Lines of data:

>>>

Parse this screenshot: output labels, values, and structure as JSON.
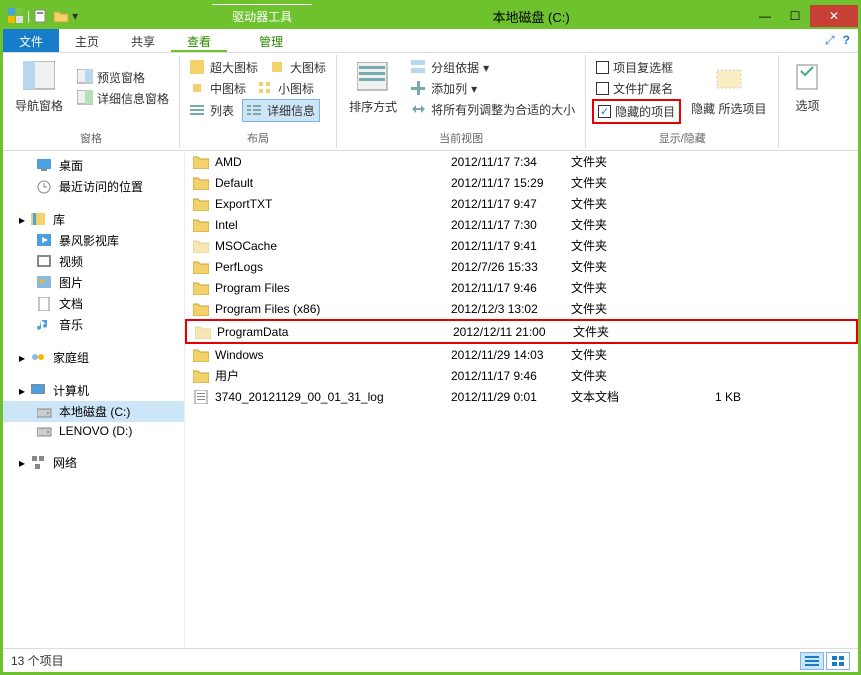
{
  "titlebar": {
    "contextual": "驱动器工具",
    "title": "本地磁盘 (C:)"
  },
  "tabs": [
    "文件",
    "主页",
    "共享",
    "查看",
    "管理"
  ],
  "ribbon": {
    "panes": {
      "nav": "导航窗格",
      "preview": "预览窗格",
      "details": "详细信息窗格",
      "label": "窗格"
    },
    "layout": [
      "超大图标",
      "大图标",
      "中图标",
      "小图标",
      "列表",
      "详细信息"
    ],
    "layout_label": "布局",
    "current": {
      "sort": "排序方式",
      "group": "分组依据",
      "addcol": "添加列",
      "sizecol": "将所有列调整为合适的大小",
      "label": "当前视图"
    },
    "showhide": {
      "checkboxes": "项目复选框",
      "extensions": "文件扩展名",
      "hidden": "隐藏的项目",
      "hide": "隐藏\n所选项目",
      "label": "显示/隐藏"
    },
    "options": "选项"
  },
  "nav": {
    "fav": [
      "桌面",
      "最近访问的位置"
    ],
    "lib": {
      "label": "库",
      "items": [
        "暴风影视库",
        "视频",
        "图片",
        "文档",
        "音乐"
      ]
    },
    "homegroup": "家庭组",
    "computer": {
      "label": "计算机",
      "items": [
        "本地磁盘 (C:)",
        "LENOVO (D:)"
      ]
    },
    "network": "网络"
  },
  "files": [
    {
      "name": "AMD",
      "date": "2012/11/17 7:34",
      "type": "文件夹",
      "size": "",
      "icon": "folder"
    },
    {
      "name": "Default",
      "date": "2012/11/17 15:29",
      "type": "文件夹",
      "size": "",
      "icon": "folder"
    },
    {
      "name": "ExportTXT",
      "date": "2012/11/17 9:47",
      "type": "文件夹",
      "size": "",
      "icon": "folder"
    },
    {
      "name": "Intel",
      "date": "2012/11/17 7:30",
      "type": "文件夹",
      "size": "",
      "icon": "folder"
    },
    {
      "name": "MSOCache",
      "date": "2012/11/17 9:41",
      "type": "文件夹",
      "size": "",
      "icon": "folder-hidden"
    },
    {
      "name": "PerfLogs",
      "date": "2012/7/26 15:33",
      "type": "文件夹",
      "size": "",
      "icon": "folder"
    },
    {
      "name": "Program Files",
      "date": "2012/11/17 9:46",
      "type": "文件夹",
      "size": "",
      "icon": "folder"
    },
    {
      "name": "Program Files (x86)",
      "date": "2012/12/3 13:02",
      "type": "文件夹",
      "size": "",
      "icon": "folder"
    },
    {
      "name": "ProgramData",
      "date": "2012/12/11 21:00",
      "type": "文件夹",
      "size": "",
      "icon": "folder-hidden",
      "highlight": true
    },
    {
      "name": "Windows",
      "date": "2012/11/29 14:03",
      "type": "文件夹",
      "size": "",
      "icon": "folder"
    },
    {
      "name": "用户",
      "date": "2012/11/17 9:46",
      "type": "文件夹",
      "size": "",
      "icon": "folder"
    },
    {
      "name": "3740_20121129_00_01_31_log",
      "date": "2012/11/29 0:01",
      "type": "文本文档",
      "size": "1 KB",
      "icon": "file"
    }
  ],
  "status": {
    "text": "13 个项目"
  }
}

<<<

Problem to solve —
Copy every single line of the material above that holds "hidden".

Result for this exercise —
      "hidden": "隐藏的项目",
      "icon": "folder-hidden"
      "icon": "folder-hidden",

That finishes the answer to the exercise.